**Exercise instructions**
Go through the entries below and print each one exactly, leaving out pictures.

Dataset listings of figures

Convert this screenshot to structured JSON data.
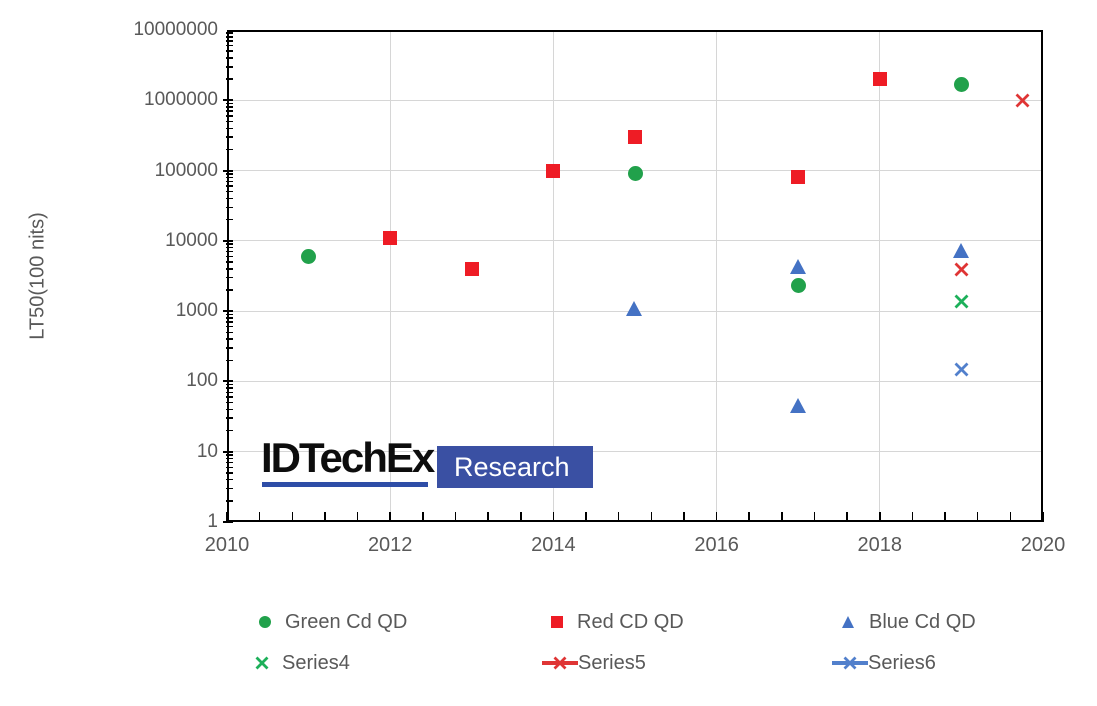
{
  "logo": {
    "brand": "IDTechEx",
    "research": "Research"
  },
  "colors": {
    "axis": "#000000",
    "grid": "#d6d6d6",
    "tick_text": "#595959",
    "logo_text": "#0d0d0d",
    "logo_underline": "#2e4da7",
    "logo_badge_bg": "#3a50a3",
    "logo_badge_text": "#ffffff"
  },
  "chart_data": {
    "type": "scatter",
    "title": "",
    "xlabel": "",
    "ylabel": "LT50(100 nits)",
    "x_scale": "linear",
    "y_scale": "log",
    "xlim": [
      2010,
      2020
    ],
    "ylim": [
      1,
      10000000
    ],
    "x_tick_labels": [
      "2010",
      "2012",
      "2014",
      "2016",
      "2018",
      "2020"
    ],
    "x_major_tick_years": [
      2010,
      2012,
      2014,
      2016,
      2018,
      2020
    ],
    "x_minor_tick_step": 0.4,
    "y_tick_labels": [
      "1",
      "10",
      "100",
      "1000",
      "10000",
      "100000",
      "1000000",
      "10000000"
    ],
    "grid": true,
    "legend_position": "bottom",
    "series": [
      {
        "name": "Green Cd QD",
        "marker": "circle",
        "color": "#21a14b",
        "points": [
          [
            2011,
            6000
          ],
          [
            2015,
            90000
          ],
          [
            2017,
            2300
          ],
          [
            2019,
            1700000
          ]
        ]
      },
      {
        "name": "Red CD QD",
        "marker": "square",
        "color": "#ee1c25",
        "points": [
          [
            2012,
            11000
          ],
          [
            2013,
            4000
          ],
          [
            2014,
            100000
          ],
          [
            2015,
            300000
          ],
          [
            2017,
            80000
          ],
          [
            2018,
            2000000
          ]
        ]
      },
      {
        "name": "Blue Cd QD",
        "marker": "triangle",
        "color": "#4472c4",
        "points": [
          [
            2015,
            1100
          ],
          [
            2017,
            4300
          ],
          [
            2017,
            46
          ],
          [
            2019,
            7200
          ]
        ]
      },
      {
        "name": "Series4",
        "marker": "x",
        "color": "#1db05a",
        "points": [
          [
            2019,
            1350
          ]
        ]
      },
      {
        "name": "Series5",
        "marker": "x-line",
        "color": "#df3535",
        "points": [
          [
            2019,
            3900
          ],
          [
            2019.75,
            1000000
          ]
        ]
      },
      {
        "name": "Series6",
        "marker": "x-line",
        "color": "#5280cc",
        "points": [
          [
            2019,
            150
          ]
        ]
      }
    ]
  }
}
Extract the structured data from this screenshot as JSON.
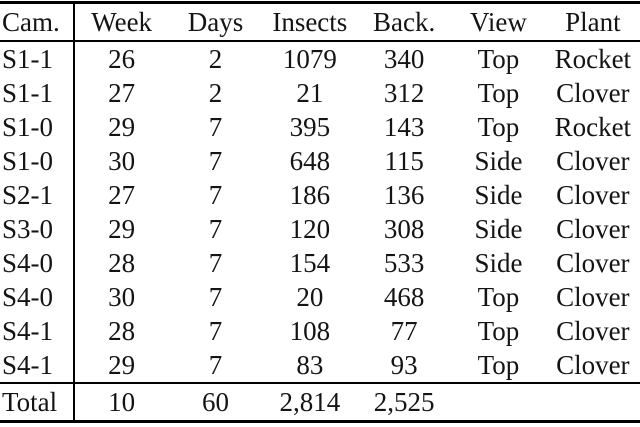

**Result of the task**
Convert this screenshot to structured JSON data.
{
  "logo": {
    "brand": "IDTechEx",
    "research": "Research"
  },
  "colors": {
    "axis": "#000000",
    "grid": "#d6d6d6",
    "tick_text": "#595959",
    "logo_text": "#0d0d0d",
    "logo_underline": "#2e4da7",
    "logo_badge_bg": "#3a50a3",
    "logo_badge_text": "#ffffff"
  },
  "chart_data": {
    "type": "scatter",
    "title": "",
    "xlabel": "",
    "ylabel": "LT50(100 nits)",
    "x_scale": "linear",
    "y_scale": "log",
    "xlim": [
      2010,
      2020
    ],
    "ylim": [
      1,
      10000000
    ],
    "x_tick_labels": [
      "2010",
      "2012",
      "2014",
      "2016",
      "2018",
      "2020"
    ],
    "x_major_tick_years": [
      2010,
      2012,
      2014,
      2016,
      2018,
      2020
    ],
    "x_minor_tick_step": 0.4,
    "y_tick_labels": [
      "1",
      "10",
      "100",
      "1000",
      "10000",
      "100000",
      "1000000",
      "10000000"
    ],
    "grid": true,
    "legend_position": "bottom",
    "series": [
      {
        "name": "Green Cd QD",
        "marker": "circle",
        "color": "#21a14b",
        "points": [
          [
            2011,
            6000
          ],
          [
            2015,
            90000
          ],
          [
            2017,
            2300
          ],
          [
            2019,
            1700000
          ]
        ]
      },
      {
        "name": "Red CD QD",
        "marker": "square",
        "color": "#ee1c25",
        "points": [
          [
            2012,
            11000
          ],
          [
            2013,
            4000
          ],
          [
            2014,
            100000
          ],
          [
            2015,
            300000
          ],
          [
            2017,
            80000
          ],
          [
            2018,
            2000000
          ]
        ]
      },
      {
        "name": "Blue Cd QD",
        "marker": "triangle",
        "color": "#4472c4",
        "points": [
          [
            2015,
            1100
          ],
          [
            2017,
            4300
          ],
          [
            2017,
            46
          ],
          [
            2019,
            7200
          ]
        ]
      },
      {
        "name": "Series4",
        "marker": "x",
        "color": "#1db05a",
        "points": [
          [
            2019,
            1350
          ]
        ]
      },
      {
        "name": "Series5",
        "marker": "x-line",
        "color": "#df3535",
        "points": [
          [
            2019,
            3900
          ],
          [
            2019.75,
            1000000
          ]
        ]
      },
      {
        "name": "Series6",
        "marker": "x-line",
        "color": "#5280cc",
        "points": [
          [
            2019,
            150
          ]
        ]
      }
    ]
  }
}
Extract the structured data from this screenshot as JSON.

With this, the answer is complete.